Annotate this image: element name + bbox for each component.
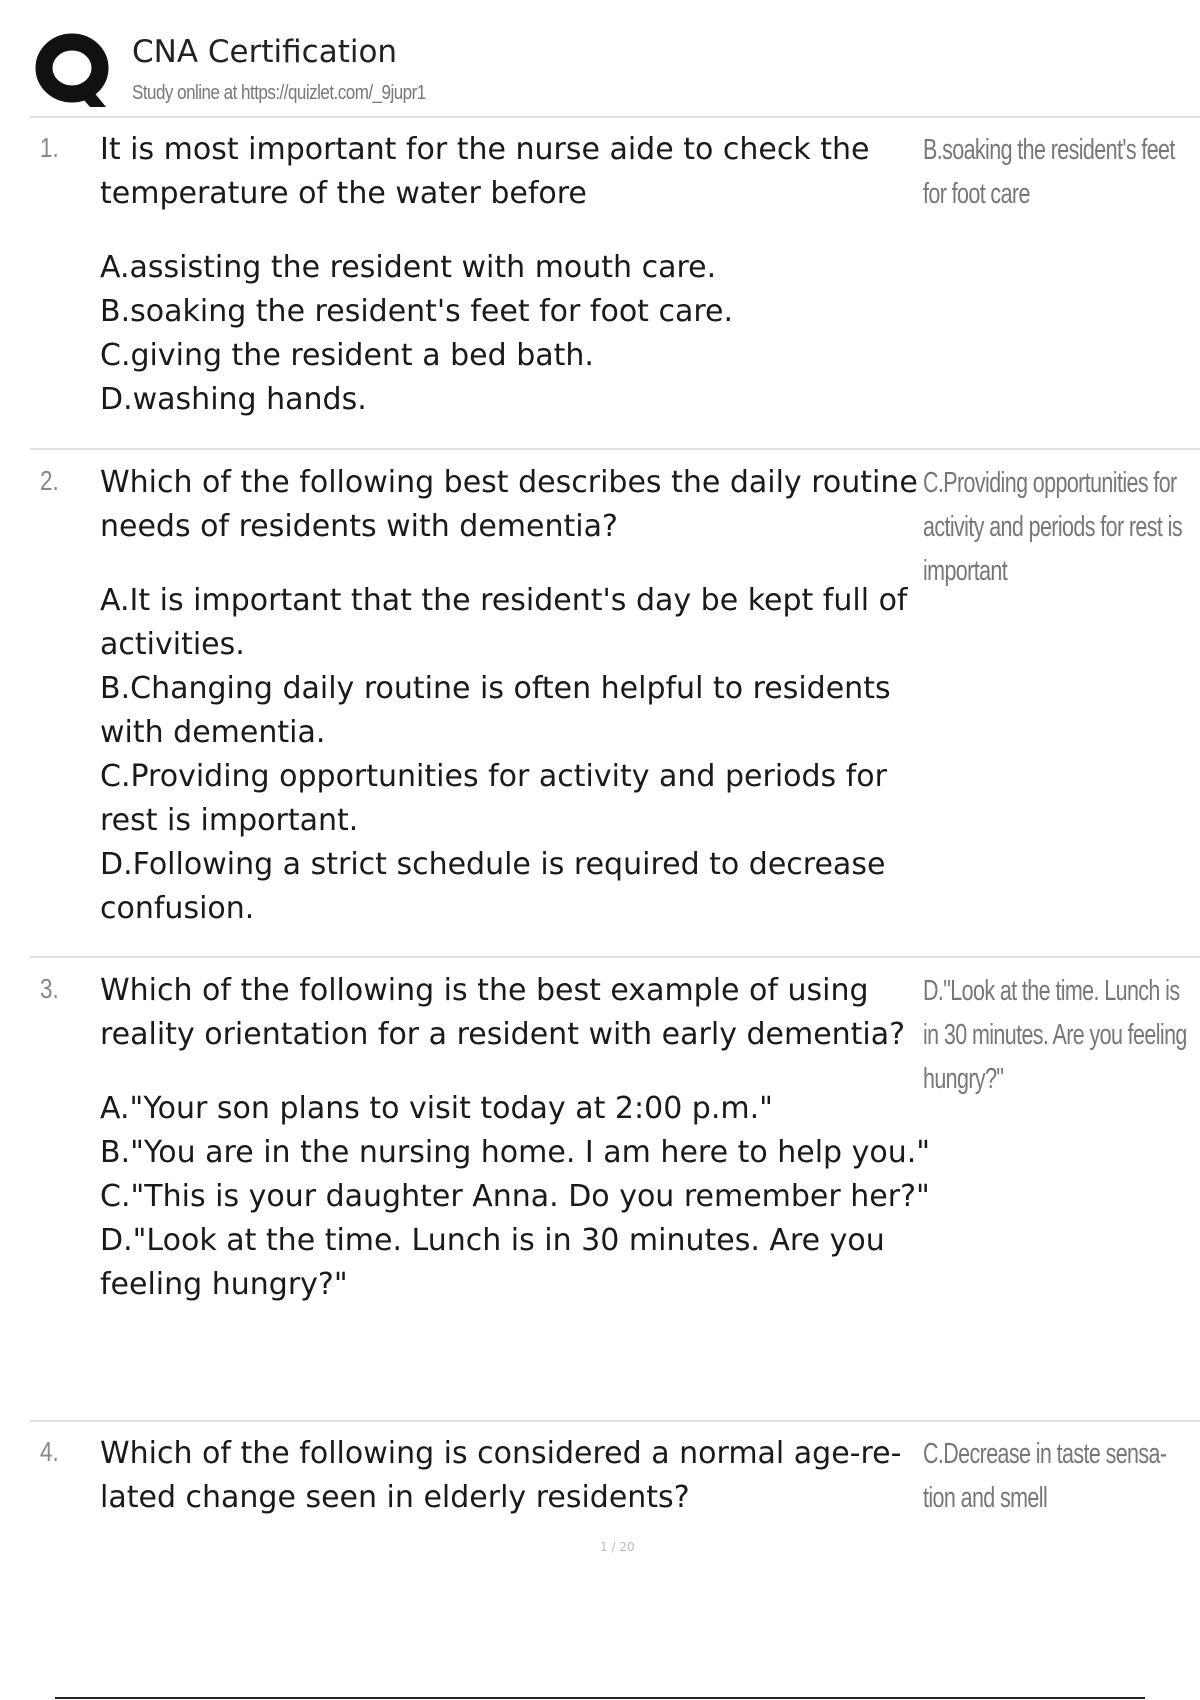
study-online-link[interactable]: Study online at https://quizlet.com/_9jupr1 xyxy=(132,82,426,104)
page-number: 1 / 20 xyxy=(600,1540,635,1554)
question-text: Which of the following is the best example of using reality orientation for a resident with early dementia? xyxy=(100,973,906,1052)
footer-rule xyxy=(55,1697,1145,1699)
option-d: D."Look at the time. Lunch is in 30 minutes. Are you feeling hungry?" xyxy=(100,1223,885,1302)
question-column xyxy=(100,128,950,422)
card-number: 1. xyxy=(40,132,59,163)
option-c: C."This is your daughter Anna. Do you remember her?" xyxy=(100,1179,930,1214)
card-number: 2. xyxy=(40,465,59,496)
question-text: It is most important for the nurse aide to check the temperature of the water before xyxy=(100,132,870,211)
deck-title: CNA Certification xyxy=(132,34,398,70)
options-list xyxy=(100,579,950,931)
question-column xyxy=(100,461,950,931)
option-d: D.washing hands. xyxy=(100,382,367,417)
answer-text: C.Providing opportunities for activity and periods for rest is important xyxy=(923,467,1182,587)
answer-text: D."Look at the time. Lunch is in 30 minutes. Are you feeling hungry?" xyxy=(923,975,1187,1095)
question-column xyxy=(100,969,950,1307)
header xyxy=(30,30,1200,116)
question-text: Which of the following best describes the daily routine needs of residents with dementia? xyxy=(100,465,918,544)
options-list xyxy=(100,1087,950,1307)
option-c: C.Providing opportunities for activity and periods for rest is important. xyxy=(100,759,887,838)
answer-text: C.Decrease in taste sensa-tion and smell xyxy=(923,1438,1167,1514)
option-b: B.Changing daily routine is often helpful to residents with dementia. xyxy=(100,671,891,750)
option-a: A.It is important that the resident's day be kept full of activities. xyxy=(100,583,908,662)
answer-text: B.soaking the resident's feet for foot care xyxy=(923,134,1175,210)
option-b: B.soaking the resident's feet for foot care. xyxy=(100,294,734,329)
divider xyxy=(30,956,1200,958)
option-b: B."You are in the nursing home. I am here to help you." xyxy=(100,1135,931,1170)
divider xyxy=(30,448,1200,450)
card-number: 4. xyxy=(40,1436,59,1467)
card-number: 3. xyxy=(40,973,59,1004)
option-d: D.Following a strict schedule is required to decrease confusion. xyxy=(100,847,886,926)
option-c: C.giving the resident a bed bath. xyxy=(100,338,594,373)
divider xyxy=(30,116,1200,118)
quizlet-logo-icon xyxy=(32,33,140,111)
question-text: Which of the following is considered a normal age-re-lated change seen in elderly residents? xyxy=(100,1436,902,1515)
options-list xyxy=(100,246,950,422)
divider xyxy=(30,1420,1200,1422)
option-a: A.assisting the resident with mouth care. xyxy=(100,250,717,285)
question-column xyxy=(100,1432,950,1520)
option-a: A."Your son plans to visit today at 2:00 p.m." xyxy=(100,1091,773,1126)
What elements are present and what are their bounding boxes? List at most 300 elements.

---

EXERCISE OBJECTIVE:
Please find every line in the data above that contains the word "minutes", matching case exactly, and copy each of those lines out.

EXERCISE ANSWER:
option-d: D."Look at the time. Lunch is in 30 minutes. Are you feeling hungry?" xyxy=(100,1223,885,1302)
answer-text: D."Look at the time. Lunch is in 30 minutes. Are you feeling hungry?" xyxy=(923,975,1187,1095)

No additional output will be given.